** EXERCISE **
Using the listing below, copy every line that mentions "Revenue".

--- start PROVIDED INFORMATION ---

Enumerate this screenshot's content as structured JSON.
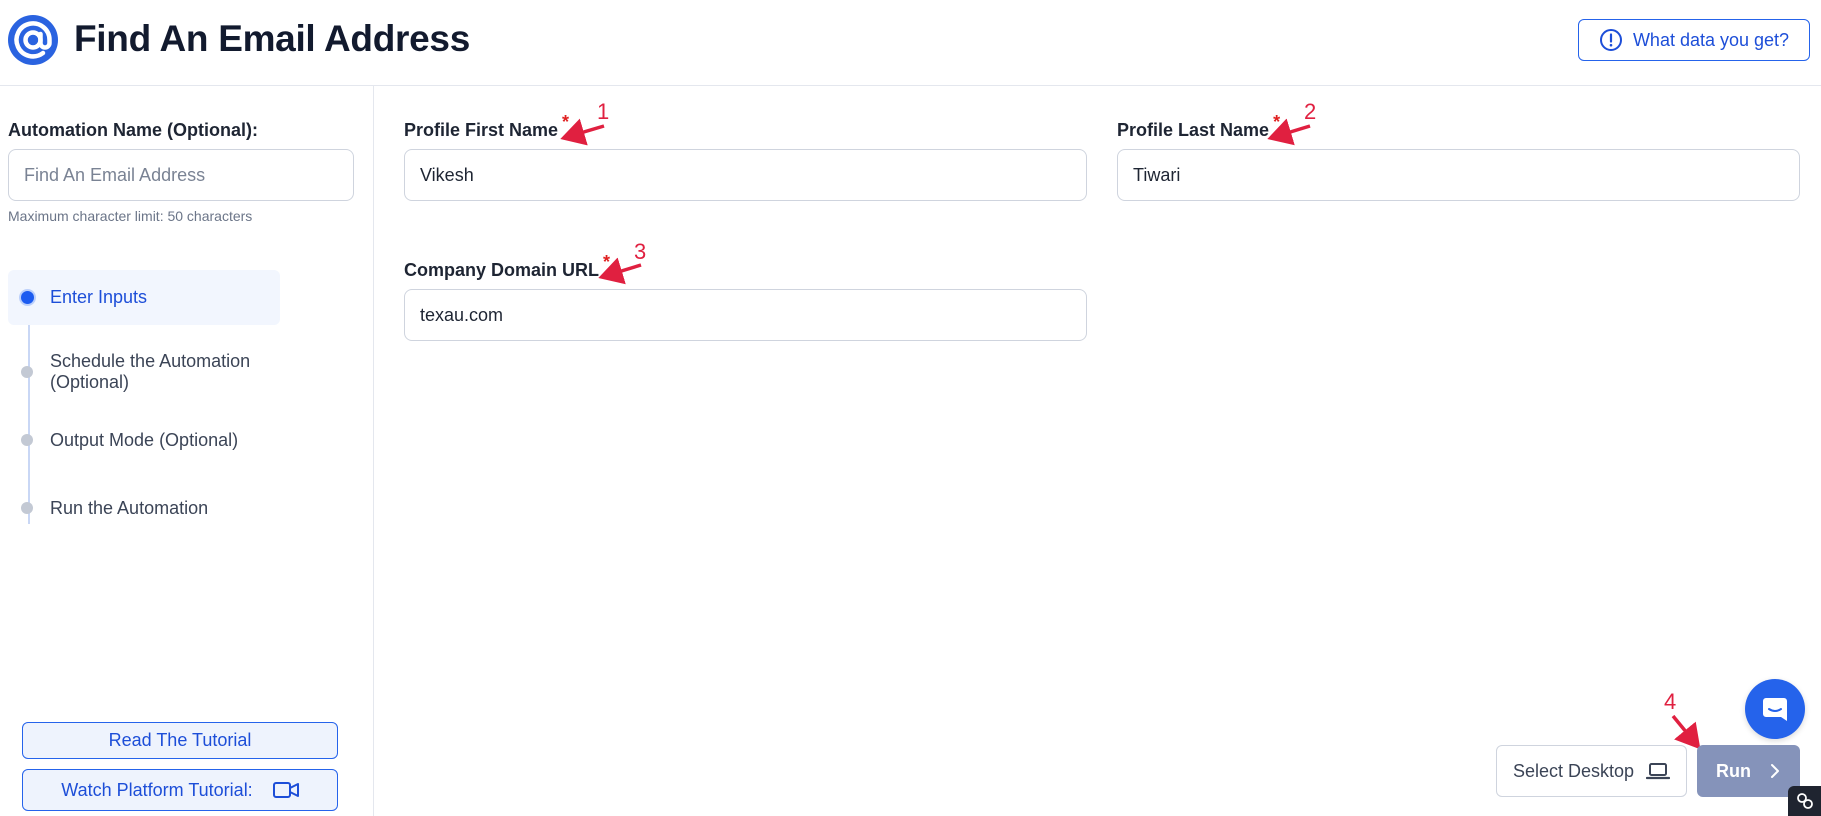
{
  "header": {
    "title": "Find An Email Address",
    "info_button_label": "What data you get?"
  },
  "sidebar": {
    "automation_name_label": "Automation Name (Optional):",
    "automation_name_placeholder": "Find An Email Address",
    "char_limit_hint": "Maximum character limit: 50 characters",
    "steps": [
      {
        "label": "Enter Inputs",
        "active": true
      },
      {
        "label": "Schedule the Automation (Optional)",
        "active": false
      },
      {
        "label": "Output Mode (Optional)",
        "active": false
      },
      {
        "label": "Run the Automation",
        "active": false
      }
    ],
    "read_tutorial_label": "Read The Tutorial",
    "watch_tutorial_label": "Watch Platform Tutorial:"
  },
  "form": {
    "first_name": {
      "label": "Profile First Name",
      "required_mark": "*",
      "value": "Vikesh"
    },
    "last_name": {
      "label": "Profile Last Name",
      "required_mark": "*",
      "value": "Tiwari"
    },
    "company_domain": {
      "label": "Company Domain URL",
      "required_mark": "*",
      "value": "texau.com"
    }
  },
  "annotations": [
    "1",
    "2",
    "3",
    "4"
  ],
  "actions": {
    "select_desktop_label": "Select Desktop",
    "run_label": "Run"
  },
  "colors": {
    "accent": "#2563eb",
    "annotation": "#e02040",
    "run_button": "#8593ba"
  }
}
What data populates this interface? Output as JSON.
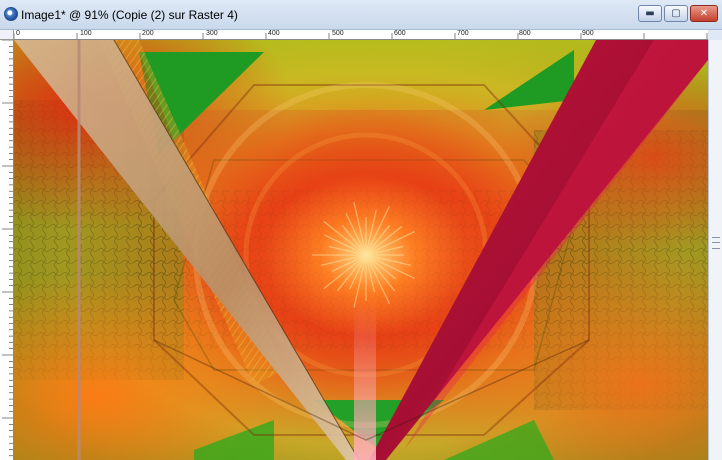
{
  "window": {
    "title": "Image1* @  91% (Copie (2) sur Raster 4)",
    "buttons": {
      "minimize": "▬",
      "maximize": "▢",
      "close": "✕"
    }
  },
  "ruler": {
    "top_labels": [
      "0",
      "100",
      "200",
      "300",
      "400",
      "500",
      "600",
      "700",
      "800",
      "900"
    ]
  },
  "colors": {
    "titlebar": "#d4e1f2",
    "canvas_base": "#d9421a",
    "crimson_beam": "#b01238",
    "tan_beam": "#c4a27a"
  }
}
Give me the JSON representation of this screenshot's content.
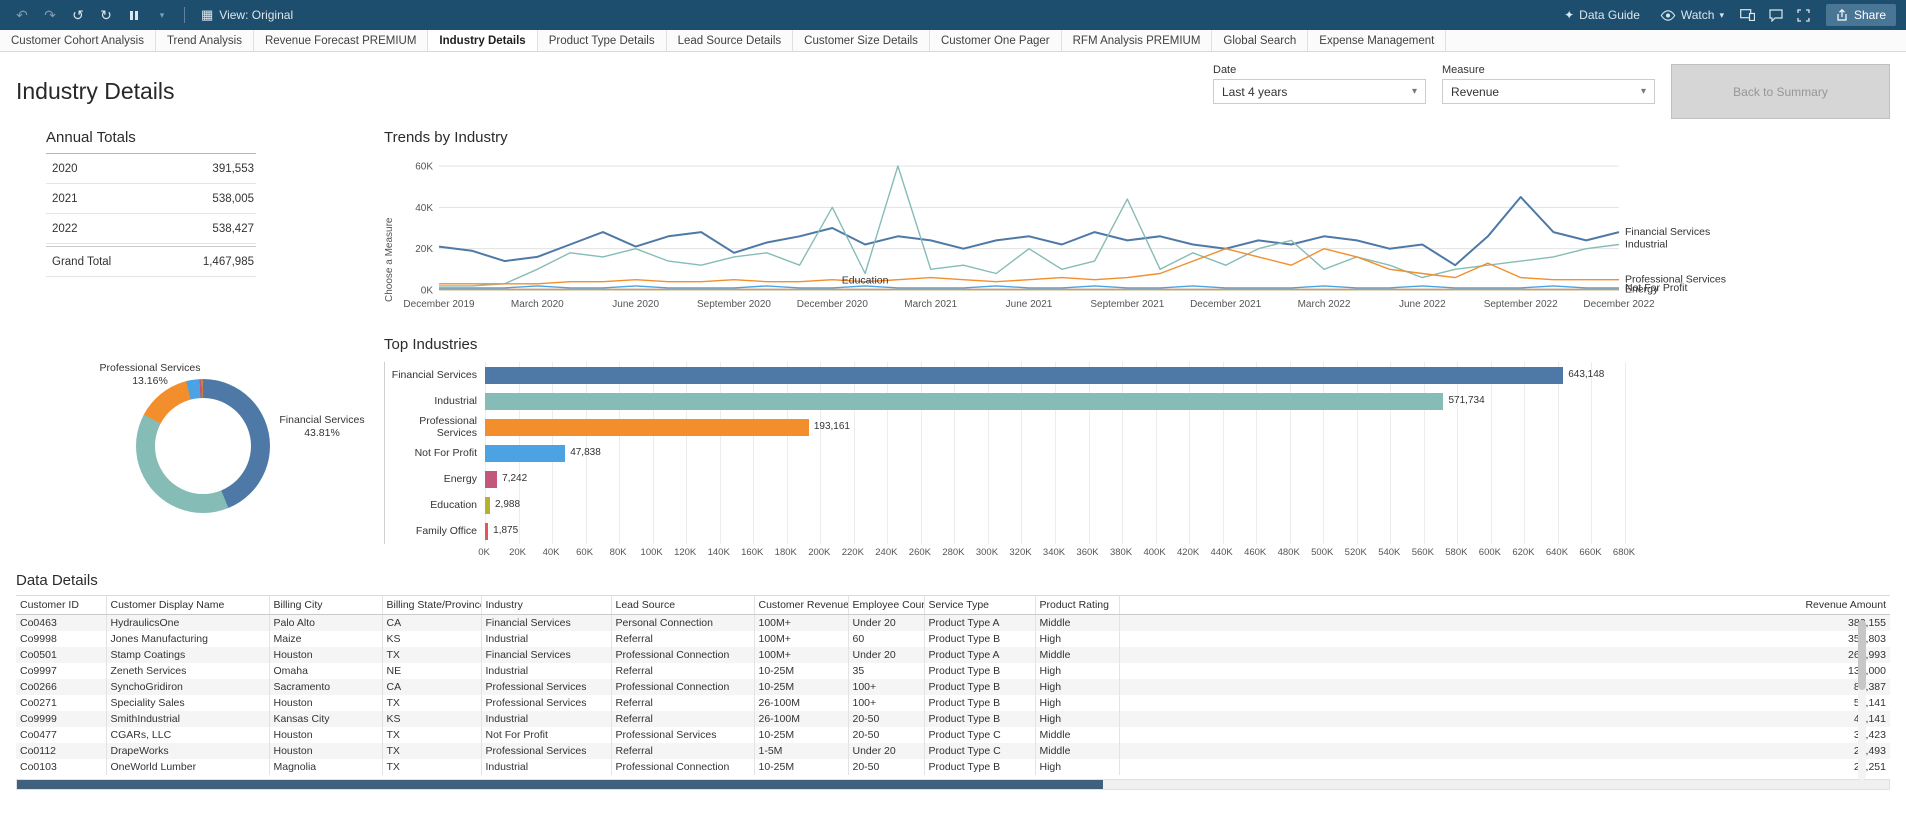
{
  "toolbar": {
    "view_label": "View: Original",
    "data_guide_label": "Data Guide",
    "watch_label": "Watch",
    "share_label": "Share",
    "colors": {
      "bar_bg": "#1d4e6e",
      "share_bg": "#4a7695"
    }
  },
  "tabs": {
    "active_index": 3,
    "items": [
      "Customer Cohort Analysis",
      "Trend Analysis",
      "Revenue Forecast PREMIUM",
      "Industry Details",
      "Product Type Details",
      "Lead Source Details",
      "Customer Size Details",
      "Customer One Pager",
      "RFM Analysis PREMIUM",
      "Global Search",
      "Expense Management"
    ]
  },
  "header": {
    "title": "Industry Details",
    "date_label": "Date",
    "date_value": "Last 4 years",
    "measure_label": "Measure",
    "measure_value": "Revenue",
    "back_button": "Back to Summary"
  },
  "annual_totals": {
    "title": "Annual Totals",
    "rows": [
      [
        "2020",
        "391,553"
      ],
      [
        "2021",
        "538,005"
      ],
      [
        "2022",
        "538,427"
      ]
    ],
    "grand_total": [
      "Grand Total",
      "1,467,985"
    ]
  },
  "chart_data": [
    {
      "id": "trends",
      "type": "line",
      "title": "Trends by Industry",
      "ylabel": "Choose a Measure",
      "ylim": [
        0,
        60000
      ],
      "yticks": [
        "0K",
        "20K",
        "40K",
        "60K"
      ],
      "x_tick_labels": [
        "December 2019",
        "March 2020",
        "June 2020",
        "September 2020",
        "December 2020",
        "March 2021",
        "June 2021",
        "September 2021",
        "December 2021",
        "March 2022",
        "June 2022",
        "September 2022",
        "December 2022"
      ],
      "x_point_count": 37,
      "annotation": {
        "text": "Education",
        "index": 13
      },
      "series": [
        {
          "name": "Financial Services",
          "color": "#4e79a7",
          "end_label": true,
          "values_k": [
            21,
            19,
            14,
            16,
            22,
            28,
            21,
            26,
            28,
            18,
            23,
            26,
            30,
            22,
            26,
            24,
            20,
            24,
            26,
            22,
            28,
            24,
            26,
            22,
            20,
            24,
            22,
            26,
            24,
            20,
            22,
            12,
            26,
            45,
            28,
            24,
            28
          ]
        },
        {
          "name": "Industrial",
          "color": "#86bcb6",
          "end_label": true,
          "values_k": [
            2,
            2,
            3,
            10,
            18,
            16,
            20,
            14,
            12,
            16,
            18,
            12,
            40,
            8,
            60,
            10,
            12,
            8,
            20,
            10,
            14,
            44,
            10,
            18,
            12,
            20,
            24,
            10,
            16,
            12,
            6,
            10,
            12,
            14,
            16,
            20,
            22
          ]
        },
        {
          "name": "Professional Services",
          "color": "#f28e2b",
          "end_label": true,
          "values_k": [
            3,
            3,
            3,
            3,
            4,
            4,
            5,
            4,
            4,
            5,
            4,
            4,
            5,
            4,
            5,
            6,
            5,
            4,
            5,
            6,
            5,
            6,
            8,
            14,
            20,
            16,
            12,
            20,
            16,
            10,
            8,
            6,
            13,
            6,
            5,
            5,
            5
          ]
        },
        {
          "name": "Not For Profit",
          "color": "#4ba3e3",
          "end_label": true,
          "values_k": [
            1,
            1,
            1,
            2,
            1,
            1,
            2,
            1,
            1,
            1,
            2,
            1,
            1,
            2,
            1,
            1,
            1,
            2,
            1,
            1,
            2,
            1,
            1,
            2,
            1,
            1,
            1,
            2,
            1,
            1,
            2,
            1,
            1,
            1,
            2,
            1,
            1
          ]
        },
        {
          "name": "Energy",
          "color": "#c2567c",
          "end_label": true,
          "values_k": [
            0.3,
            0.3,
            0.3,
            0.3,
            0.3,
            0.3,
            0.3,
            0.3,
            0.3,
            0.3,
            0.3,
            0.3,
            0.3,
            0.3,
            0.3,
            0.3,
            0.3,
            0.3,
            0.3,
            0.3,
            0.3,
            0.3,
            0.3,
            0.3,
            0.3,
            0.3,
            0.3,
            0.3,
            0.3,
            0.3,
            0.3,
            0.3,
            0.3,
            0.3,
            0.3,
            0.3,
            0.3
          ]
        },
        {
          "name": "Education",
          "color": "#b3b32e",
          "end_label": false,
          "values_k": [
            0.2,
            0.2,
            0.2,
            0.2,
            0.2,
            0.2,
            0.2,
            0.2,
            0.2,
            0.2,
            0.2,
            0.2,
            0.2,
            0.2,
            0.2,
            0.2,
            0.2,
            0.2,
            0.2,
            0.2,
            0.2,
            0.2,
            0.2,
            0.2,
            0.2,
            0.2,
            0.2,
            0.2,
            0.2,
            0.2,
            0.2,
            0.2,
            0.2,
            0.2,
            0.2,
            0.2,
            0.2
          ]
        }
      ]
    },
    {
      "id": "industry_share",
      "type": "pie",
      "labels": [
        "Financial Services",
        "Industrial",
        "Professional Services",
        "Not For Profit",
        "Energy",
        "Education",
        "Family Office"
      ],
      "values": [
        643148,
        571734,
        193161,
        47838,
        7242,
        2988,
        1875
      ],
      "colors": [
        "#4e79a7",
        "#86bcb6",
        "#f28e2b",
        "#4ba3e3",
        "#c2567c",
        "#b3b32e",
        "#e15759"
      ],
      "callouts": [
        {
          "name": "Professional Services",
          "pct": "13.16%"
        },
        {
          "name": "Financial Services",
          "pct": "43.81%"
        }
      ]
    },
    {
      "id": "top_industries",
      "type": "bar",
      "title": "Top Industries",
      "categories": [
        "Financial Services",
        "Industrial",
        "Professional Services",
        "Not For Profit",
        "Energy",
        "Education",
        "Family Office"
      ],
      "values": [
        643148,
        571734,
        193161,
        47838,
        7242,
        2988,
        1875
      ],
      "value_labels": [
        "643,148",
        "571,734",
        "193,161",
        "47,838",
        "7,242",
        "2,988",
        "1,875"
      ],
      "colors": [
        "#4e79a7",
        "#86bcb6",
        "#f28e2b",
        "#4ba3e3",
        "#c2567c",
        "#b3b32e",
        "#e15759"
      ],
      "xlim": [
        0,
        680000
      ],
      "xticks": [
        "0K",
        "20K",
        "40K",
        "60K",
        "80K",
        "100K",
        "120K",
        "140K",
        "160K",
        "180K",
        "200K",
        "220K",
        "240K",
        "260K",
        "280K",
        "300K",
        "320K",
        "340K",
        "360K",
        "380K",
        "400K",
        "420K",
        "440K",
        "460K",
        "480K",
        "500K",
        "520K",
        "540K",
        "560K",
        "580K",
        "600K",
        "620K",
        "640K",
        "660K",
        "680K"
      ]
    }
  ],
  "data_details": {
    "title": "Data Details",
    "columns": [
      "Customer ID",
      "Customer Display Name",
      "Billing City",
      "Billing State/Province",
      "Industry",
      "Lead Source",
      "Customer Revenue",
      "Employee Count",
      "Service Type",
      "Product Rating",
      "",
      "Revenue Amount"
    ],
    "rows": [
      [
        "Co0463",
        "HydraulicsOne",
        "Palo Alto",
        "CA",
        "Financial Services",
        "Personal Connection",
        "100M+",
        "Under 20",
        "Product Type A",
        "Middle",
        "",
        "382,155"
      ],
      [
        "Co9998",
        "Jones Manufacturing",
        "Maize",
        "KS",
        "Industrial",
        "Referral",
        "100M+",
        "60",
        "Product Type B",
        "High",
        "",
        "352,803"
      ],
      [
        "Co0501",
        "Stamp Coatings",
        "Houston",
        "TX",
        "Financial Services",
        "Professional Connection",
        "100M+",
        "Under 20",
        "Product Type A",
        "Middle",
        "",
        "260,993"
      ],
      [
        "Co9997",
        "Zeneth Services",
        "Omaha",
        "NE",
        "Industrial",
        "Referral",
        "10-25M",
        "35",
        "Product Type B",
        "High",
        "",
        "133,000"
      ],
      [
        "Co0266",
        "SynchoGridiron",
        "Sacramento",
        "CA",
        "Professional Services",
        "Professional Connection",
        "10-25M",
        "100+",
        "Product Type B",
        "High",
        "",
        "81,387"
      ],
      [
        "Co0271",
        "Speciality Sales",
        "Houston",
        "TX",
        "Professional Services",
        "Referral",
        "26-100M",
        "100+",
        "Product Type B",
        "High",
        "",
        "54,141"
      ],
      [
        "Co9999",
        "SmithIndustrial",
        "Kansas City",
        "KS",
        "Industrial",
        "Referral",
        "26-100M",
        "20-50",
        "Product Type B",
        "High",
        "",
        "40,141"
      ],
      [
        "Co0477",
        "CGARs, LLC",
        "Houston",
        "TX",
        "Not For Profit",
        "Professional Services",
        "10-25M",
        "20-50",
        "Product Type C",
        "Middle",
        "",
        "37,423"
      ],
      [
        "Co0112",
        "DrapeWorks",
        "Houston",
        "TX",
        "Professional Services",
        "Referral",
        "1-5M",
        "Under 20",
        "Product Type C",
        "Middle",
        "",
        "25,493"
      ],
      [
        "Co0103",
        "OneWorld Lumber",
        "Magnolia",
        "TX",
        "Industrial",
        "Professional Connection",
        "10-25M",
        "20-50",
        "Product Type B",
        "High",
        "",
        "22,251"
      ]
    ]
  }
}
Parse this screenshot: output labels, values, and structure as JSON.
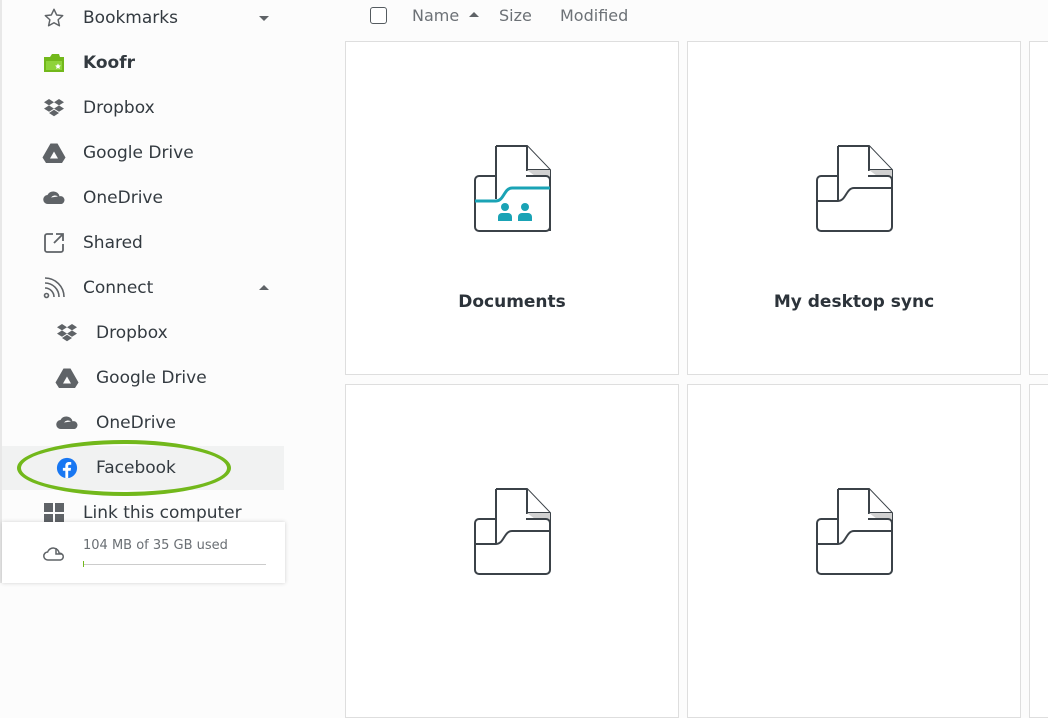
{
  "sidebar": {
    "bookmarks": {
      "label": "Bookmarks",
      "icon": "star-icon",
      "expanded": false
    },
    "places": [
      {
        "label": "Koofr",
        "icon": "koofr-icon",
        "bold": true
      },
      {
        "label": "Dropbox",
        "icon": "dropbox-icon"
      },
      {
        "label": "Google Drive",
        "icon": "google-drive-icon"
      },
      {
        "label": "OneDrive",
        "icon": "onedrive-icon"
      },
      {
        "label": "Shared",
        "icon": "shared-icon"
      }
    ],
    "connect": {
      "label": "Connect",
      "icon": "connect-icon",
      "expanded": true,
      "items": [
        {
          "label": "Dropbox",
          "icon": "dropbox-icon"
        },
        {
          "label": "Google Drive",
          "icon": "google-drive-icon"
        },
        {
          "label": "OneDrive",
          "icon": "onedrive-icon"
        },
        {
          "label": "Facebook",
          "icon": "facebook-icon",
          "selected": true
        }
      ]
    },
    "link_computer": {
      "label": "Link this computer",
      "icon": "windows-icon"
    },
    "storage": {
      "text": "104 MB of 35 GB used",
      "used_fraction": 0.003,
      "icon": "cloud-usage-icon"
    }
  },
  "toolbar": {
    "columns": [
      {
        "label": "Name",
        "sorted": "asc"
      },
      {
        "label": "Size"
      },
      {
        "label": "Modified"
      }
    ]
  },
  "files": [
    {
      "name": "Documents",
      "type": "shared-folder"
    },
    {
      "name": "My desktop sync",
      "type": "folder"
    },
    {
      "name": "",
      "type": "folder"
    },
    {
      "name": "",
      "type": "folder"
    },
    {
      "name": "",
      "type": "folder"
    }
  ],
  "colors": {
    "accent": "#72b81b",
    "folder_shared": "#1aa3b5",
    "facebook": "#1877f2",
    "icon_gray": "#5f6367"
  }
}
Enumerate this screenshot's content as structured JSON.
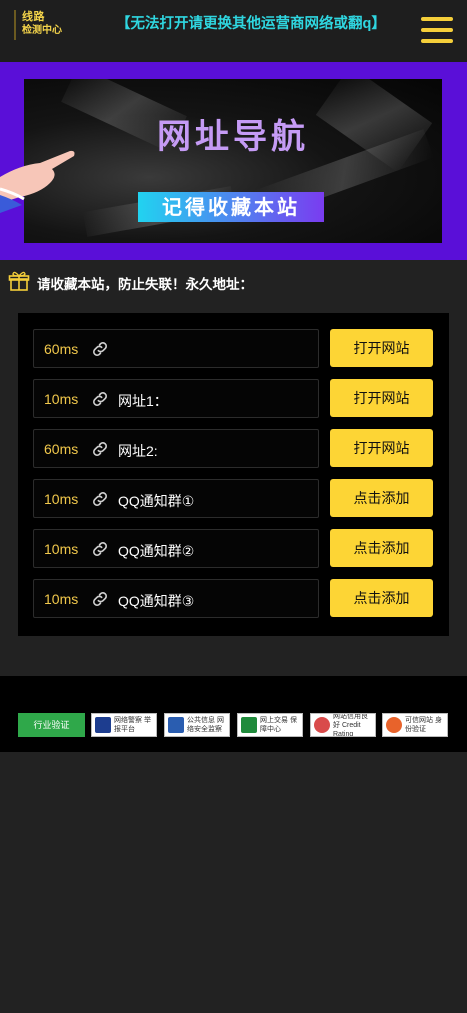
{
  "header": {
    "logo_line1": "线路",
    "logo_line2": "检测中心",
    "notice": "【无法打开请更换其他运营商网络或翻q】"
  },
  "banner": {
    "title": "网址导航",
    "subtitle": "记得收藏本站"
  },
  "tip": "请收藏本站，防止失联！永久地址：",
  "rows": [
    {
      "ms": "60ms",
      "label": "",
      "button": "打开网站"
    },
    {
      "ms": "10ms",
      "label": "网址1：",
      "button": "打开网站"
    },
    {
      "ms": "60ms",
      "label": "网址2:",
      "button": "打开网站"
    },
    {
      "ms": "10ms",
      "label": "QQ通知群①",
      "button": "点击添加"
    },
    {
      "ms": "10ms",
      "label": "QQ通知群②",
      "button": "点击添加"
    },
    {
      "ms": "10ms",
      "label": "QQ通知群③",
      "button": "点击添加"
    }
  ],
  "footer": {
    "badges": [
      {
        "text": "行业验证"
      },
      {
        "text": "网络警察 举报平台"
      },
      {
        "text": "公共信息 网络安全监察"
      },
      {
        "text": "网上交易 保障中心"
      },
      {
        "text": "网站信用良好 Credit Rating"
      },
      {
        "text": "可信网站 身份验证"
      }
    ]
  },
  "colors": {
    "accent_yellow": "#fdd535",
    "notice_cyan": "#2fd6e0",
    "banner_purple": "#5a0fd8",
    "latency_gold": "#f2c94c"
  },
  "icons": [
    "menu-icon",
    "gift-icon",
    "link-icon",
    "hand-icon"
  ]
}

--- end PROVIDED INFORMATION ---

** TASK RESULT **
      "Revenue Forecast PREMIUM",
    "measure_value": "Revenue",
      "Customer Revenue",
      "Revenue Amount"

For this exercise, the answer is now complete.